--- Start Extracted records ---
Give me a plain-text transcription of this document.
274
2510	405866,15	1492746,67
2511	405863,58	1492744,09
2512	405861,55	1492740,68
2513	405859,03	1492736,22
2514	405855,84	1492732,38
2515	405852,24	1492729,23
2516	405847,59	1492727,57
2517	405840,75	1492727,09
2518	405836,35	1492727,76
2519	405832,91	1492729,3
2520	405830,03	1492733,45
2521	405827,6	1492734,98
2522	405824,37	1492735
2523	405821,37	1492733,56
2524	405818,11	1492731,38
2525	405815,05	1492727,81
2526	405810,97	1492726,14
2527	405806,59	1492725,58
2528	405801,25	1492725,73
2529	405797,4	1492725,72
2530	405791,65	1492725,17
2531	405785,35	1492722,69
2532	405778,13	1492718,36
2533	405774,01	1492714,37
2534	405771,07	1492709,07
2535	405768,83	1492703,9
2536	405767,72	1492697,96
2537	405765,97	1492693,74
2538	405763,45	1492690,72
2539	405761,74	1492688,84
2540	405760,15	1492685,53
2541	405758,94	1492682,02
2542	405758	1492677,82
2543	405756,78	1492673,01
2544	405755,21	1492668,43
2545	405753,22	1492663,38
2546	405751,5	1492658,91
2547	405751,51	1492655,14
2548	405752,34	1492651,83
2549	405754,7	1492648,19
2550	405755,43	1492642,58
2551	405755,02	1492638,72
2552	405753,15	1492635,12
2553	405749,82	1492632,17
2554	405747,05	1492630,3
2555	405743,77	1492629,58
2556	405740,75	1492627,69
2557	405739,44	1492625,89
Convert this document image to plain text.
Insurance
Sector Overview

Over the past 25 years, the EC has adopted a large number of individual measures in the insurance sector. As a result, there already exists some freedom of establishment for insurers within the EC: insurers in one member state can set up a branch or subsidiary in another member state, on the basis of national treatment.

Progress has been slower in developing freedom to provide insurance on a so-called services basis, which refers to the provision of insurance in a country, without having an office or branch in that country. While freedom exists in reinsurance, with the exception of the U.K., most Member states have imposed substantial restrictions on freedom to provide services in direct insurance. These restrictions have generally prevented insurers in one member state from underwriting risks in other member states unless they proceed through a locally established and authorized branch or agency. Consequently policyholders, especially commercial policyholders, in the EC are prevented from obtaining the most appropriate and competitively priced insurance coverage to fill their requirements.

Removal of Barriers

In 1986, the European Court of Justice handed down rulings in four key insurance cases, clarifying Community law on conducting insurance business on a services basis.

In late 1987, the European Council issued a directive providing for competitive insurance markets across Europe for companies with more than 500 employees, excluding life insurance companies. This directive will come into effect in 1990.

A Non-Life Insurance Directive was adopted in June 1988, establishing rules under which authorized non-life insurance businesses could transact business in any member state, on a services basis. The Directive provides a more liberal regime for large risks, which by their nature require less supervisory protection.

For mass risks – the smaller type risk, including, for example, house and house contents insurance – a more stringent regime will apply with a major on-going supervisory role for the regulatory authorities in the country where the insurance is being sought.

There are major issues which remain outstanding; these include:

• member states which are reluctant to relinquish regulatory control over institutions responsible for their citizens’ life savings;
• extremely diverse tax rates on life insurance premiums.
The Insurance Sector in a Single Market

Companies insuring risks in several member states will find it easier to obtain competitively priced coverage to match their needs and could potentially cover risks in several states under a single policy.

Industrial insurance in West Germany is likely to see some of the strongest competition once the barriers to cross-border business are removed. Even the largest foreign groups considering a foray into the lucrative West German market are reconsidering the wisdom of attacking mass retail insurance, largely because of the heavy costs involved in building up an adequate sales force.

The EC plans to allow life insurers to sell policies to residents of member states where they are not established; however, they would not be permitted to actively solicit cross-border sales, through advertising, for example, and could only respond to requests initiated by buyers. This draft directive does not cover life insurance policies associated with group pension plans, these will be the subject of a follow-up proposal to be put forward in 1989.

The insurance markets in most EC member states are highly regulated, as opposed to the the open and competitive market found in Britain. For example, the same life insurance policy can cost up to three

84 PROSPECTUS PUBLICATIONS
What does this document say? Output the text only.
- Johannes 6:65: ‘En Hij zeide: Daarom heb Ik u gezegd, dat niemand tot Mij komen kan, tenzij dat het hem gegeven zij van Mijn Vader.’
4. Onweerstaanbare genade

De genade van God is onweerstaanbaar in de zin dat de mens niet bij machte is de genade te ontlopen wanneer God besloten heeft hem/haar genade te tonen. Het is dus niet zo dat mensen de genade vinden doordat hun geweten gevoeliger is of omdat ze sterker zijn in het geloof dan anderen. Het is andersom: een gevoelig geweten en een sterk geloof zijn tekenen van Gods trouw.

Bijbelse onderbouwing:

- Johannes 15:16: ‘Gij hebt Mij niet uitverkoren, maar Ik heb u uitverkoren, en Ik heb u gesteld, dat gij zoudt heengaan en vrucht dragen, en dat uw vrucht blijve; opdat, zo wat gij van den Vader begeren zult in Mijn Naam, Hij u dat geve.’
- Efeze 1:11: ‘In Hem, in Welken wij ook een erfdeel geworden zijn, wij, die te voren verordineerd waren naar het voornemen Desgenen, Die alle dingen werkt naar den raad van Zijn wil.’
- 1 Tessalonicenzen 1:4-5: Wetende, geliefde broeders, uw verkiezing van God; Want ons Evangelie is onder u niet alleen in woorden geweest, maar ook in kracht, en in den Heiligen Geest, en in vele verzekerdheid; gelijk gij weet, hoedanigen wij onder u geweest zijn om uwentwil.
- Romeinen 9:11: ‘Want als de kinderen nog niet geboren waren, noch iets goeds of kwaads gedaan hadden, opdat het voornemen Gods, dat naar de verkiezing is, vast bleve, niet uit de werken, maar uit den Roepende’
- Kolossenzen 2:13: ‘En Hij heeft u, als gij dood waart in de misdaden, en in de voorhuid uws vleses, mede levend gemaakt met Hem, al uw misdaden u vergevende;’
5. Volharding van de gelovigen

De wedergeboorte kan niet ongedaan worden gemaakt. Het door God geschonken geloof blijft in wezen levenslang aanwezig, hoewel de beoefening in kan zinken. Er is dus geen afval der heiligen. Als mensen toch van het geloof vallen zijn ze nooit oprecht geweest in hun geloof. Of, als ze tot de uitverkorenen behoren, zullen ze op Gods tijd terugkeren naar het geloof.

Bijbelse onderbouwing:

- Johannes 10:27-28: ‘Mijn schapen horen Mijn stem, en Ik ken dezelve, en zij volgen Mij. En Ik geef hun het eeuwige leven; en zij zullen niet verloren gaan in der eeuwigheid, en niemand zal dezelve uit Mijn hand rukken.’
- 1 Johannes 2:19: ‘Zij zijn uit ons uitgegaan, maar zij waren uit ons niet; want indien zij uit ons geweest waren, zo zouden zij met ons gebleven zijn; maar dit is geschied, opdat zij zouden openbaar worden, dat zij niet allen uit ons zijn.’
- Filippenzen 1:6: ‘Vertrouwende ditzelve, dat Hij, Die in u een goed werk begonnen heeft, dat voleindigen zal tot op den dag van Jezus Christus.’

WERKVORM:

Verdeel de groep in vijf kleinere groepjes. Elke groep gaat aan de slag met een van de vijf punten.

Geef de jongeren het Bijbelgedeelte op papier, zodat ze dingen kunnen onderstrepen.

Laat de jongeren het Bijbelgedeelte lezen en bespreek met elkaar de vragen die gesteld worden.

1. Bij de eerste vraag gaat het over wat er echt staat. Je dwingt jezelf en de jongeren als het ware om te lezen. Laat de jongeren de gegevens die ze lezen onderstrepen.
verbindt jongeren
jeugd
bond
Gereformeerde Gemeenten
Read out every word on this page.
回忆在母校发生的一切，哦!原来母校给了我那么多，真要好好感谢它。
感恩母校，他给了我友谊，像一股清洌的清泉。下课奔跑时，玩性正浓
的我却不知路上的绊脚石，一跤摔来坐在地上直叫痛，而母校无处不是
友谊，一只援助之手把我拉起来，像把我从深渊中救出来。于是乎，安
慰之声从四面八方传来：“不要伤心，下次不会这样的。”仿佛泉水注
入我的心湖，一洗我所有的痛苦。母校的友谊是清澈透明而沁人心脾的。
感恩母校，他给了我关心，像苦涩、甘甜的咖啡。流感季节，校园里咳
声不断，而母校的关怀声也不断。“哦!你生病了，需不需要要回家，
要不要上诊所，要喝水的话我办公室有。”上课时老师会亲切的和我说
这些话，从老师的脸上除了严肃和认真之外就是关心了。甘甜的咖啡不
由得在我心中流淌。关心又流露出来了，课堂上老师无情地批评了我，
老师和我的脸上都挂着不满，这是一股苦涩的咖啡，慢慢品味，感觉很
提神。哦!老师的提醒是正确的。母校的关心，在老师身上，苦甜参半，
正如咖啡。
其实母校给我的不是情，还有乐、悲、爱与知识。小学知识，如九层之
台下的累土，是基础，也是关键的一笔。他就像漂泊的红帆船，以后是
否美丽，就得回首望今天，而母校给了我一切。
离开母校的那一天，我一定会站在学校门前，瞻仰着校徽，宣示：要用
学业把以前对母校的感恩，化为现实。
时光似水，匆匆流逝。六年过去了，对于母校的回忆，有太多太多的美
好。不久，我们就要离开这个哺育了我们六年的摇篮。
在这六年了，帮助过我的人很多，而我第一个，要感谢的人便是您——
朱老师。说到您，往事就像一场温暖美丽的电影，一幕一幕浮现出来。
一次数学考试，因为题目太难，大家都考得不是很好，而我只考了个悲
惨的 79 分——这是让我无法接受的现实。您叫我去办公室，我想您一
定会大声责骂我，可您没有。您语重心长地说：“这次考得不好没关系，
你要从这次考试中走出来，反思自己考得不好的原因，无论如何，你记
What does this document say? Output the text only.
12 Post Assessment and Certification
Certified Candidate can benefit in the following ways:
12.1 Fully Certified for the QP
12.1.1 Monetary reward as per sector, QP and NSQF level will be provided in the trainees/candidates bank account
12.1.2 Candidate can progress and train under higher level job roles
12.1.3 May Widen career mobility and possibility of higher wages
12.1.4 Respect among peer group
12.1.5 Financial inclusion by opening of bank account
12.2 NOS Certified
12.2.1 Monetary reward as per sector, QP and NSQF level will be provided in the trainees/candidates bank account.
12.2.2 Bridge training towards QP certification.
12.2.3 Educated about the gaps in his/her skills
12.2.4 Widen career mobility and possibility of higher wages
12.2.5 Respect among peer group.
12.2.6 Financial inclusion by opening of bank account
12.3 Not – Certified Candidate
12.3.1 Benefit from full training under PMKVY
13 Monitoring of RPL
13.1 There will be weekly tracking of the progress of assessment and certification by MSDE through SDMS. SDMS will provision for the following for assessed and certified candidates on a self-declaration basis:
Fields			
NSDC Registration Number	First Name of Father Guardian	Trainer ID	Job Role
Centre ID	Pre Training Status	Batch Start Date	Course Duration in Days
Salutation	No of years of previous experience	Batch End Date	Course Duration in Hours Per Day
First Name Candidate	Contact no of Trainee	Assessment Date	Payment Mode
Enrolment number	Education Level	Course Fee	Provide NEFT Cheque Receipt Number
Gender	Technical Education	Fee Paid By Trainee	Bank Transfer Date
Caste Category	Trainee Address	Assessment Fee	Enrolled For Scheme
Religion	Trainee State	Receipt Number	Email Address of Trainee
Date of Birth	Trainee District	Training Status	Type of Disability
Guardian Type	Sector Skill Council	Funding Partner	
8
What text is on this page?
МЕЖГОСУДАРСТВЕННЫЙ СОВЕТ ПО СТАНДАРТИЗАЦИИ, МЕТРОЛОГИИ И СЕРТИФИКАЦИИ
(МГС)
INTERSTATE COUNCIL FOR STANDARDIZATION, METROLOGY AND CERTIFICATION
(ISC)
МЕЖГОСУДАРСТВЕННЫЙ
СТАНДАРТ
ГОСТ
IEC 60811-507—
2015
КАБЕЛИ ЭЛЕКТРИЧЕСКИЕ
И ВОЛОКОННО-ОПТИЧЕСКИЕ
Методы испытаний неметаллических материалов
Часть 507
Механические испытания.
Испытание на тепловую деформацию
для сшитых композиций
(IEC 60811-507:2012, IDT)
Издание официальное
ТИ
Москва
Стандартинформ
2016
--- End Extracted records ---
Short task - Every line of the records that includes the word "Financial" should be gathered.

Output of the task -
12.1.5 Financial inclusion by opening of bank account
12.2.6 Financial inclusion by opening of bank account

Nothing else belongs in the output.